- GIVEN PROBLEM
Only a number is required: how many lines of the material contain the word "cartoon"?

- MATERIALS PROVIDED
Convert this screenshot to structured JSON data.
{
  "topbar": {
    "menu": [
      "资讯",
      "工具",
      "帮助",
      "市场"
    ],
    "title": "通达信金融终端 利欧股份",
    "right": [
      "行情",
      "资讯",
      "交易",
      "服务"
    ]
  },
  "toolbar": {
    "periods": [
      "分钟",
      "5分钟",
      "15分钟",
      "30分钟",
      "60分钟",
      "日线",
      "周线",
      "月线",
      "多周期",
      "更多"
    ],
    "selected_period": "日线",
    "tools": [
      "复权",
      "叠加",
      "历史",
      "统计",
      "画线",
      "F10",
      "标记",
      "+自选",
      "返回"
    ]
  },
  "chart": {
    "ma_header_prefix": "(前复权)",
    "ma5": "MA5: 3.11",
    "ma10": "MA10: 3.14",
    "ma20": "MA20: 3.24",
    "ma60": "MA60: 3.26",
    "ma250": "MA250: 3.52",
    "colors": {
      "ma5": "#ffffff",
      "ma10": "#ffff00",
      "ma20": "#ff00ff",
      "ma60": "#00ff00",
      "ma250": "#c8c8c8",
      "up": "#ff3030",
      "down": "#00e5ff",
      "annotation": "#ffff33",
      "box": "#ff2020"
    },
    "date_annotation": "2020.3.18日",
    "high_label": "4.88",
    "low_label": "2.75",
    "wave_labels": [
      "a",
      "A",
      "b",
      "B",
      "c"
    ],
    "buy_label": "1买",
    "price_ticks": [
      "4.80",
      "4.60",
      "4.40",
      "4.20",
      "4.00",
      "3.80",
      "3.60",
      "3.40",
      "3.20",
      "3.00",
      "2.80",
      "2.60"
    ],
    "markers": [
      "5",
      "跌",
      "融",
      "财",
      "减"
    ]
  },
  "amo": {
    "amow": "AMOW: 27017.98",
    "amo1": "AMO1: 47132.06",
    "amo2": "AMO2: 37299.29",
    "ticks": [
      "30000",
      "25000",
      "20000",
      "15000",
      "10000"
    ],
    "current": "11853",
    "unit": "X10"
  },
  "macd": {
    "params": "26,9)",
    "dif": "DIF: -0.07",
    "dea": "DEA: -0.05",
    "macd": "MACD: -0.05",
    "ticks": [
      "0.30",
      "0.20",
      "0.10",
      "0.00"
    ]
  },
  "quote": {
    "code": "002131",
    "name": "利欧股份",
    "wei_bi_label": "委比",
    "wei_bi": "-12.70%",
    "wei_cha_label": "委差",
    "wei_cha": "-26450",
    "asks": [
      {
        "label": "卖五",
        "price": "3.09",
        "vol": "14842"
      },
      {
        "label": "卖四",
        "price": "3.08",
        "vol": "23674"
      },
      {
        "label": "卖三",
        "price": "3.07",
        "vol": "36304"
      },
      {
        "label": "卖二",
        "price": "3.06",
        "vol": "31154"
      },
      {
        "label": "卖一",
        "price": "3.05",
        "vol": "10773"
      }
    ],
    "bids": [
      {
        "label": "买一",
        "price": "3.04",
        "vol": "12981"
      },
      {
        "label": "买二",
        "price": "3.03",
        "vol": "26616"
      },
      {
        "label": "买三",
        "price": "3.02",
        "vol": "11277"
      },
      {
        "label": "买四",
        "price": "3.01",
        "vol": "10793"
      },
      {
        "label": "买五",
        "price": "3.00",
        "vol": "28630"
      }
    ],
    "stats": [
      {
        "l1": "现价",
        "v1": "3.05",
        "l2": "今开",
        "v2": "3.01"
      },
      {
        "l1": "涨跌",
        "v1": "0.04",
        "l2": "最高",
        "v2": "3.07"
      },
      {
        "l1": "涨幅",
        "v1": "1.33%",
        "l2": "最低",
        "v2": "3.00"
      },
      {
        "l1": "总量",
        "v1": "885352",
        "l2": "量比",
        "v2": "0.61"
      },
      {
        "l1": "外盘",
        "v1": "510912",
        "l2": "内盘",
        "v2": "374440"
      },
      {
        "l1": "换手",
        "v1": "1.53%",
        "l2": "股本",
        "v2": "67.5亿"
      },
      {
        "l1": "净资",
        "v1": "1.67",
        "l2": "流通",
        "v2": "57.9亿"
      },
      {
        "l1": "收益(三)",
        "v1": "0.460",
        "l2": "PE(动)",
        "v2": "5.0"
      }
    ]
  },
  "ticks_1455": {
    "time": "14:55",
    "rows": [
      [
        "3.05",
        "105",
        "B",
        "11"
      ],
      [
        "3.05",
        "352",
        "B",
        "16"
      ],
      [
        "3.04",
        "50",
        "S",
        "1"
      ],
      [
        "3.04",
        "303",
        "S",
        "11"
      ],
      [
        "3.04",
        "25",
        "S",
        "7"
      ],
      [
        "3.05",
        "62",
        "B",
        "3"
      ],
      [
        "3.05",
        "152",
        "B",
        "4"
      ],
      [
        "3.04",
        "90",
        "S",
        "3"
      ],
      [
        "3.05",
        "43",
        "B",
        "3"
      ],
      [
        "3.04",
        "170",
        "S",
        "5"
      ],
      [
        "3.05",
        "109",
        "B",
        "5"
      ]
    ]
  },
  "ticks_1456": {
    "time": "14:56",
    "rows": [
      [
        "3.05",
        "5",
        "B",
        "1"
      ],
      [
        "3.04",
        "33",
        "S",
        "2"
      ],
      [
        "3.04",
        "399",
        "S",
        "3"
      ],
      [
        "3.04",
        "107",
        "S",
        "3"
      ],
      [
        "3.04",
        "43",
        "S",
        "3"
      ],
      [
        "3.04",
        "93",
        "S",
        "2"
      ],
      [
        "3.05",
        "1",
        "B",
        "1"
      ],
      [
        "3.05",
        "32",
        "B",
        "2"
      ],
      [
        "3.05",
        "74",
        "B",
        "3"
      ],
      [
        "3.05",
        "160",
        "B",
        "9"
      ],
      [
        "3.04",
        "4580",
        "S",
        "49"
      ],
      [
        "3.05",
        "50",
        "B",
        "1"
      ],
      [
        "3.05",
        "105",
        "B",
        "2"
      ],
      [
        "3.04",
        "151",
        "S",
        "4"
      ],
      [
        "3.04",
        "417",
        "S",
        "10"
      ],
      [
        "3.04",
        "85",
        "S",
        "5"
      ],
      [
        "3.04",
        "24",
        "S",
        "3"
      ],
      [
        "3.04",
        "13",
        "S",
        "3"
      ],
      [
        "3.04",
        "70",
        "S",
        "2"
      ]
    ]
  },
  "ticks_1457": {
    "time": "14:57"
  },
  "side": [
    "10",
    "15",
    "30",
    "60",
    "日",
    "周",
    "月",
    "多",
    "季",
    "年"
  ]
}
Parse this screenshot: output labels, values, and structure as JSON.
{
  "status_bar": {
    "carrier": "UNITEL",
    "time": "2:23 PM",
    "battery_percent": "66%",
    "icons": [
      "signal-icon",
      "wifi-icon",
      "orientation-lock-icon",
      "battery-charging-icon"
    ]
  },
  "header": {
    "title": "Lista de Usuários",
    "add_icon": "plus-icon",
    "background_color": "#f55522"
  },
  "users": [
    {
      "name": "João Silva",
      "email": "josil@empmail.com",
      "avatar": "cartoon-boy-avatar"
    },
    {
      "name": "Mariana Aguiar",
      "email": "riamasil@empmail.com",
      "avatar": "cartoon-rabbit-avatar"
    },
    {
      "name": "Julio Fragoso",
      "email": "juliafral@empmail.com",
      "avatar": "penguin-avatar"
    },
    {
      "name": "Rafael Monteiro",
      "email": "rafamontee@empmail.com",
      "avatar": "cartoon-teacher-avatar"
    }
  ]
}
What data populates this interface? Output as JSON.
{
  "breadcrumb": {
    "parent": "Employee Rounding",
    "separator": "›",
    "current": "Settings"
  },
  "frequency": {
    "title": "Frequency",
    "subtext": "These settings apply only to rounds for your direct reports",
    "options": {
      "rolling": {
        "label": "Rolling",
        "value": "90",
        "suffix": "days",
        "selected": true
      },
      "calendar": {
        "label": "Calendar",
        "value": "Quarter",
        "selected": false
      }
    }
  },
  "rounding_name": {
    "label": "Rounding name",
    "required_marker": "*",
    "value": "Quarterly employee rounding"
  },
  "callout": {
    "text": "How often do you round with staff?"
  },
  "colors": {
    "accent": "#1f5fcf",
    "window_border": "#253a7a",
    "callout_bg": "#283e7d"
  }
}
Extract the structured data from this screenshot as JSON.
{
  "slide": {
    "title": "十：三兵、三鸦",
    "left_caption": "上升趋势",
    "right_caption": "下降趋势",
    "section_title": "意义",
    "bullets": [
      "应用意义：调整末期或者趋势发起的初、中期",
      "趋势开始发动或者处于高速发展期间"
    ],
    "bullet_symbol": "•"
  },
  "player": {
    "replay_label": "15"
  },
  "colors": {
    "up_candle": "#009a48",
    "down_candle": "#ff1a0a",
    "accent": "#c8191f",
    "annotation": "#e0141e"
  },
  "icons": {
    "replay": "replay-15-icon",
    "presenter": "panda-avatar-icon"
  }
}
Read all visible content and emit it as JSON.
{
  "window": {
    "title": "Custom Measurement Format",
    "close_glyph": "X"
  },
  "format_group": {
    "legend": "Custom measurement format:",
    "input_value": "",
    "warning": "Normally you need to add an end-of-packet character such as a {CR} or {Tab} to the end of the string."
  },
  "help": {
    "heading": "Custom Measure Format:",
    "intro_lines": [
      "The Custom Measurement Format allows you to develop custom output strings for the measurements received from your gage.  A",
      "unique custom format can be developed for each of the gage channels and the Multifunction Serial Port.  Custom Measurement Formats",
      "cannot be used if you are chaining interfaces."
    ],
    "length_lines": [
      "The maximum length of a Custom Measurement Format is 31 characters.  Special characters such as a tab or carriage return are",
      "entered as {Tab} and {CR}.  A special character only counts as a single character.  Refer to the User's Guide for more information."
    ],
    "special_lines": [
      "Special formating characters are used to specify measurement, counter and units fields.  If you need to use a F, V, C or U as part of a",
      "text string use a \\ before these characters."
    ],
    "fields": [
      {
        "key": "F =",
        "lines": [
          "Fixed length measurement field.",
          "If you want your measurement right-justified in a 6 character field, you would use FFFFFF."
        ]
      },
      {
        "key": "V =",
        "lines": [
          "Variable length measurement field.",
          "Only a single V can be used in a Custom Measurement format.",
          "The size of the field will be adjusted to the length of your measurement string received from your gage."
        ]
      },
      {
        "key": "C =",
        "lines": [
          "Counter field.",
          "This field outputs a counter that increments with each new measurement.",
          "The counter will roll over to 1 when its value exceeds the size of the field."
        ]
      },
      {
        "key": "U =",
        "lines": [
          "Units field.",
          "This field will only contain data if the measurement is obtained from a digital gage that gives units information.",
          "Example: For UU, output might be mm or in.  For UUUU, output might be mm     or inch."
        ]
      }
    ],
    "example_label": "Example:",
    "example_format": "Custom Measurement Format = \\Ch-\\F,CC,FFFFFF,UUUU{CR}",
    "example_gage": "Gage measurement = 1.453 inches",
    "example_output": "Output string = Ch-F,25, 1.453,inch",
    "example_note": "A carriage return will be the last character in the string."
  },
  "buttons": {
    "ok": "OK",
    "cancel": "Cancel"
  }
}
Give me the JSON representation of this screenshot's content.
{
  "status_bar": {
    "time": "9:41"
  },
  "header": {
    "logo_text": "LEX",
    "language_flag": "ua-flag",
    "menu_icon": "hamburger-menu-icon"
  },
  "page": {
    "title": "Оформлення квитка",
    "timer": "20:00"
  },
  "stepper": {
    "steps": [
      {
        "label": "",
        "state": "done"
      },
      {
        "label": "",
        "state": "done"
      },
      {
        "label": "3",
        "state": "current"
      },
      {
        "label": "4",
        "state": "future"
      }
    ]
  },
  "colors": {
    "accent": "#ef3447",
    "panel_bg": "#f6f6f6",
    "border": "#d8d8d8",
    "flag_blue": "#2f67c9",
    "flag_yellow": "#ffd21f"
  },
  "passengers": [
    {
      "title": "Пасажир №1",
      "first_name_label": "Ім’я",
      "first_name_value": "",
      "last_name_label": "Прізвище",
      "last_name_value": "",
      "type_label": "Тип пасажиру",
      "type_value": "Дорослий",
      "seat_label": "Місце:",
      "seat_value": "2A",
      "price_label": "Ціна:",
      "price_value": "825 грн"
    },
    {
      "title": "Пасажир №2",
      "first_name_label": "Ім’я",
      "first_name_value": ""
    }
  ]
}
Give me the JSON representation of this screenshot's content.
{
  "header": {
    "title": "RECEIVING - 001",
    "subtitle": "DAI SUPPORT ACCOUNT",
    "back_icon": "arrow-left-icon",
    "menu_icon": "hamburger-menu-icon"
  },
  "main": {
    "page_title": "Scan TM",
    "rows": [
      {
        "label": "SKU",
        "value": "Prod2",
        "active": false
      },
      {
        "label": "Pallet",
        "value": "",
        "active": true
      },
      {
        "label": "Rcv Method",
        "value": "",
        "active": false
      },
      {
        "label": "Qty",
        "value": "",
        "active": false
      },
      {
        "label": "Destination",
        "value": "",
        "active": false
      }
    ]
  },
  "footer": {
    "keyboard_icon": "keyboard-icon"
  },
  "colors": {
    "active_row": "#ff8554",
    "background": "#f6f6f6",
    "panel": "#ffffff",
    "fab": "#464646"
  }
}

- FINAL RESULT
3